== Challenge ==
In the entries below, count every line containing "kunt". Reply with the number alone.

== Data shown ==

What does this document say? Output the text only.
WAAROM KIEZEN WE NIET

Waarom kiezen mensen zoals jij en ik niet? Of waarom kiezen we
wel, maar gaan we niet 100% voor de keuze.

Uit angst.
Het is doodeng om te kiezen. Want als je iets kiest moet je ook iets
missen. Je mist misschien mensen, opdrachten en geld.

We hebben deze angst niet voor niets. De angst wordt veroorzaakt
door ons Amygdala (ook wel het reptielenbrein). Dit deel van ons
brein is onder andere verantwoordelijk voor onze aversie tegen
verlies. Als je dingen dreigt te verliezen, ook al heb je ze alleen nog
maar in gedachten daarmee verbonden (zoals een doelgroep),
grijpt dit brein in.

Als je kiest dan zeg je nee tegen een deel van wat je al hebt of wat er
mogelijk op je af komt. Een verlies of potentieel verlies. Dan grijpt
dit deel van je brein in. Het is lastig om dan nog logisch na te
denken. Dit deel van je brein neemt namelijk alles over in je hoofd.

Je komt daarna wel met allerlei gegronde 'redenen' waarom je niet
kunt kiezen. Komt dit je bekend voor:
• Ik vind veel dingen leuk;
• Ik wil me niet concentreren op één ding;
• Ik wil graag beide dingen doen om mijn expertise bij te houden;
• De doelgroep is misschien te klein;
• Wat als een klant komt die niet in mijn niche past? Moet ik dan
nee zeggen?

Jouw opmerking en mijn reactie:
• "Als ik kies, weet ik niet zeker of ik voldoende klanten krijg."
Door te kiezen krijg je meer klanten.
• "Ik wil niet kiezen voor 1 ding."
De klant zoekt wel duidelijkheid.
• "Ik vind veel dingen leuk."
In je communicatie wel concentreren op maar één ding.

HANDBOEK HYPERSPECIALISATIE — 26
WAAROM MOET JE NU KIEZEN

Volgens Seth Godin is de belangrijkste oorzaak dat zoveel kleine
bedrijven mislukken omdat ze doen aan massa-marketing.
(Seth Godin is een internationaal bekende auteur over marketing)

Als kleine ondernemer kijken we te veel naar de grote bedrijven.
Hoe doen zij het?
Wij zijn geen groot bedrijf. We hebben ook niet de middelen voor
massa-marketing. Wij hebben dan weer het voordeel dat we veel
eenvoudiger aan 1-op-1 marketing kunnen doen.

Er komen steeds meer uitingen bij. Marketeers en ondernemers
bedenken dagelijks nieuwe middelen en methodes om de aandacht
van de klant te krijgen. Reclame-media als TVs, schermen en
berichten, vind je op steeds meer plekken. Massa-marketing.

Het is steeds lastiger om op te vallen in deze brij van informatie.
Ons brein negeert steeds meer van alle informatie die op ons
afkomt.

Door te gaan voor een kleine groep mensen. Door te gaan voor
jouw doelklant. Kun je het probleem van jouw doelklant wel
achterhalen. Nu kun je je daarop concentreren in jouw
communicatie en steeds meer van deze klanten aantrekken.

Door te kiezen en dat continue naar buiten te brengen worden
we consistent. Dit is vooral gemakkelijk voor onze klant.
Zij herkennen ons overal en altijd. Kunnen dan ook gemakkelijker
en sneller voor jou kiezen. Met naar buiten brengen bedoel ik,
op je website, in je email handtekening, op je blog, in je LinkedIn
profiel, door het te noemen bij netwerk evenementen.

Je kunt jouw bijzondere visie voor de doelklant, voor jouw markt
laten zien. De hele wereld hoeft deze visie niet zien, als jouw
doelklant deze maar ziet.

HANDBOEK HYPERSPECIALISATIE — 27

== Written solution ==
2